• [Data shown]
========================================================================
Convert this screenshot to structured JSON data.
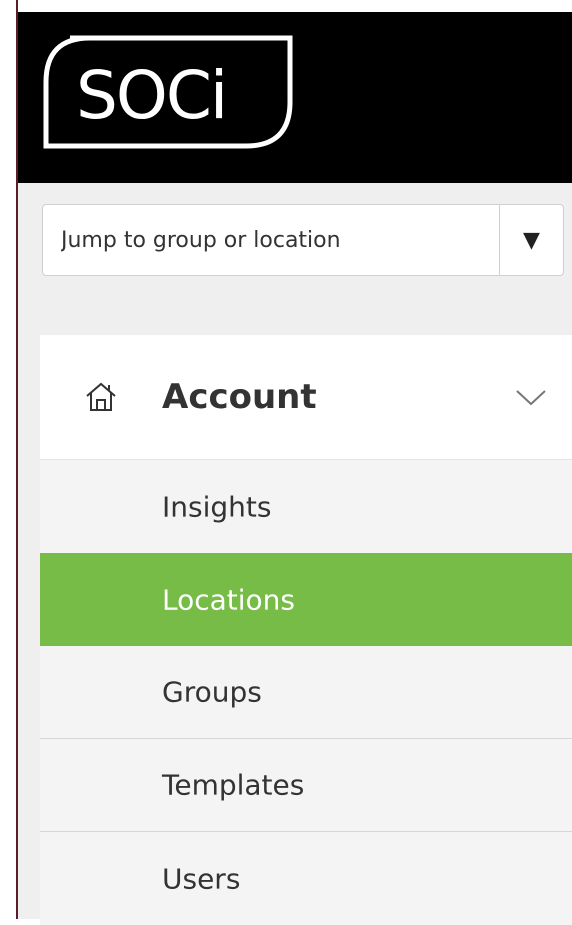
{
  "logo": {
    "text": "SOCi"
  },
  "jump": {
    "placeholder": "Jump to group or location",
    "toggle_symbol": "▼"
  },
  "nav": {
    "section_title": "Account",
    "section_icon": "home-icon",
    "section_toggle_icon": "chevron-down-icon",
    "items": [
      {
        "label": "Insights",
        "active": false
      },
      {
        "label": "Locations",
        "active": true
      },
      {
        "label": "Groups",
        "active": false
      },
      {
        "label": "Templates",
        "active": false
      },
      {
        "label": "Users",
        "active": false
      }
    ]
  },
  "colors": {
    "topbar": "#000000",
    "active_item": "#76bc47"
  }
}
========================================================================
From the listing above, pick out every line containing "icon".

    "section_icon": "home-icon",
    "section_toggle_icon": "chevron-down-icon",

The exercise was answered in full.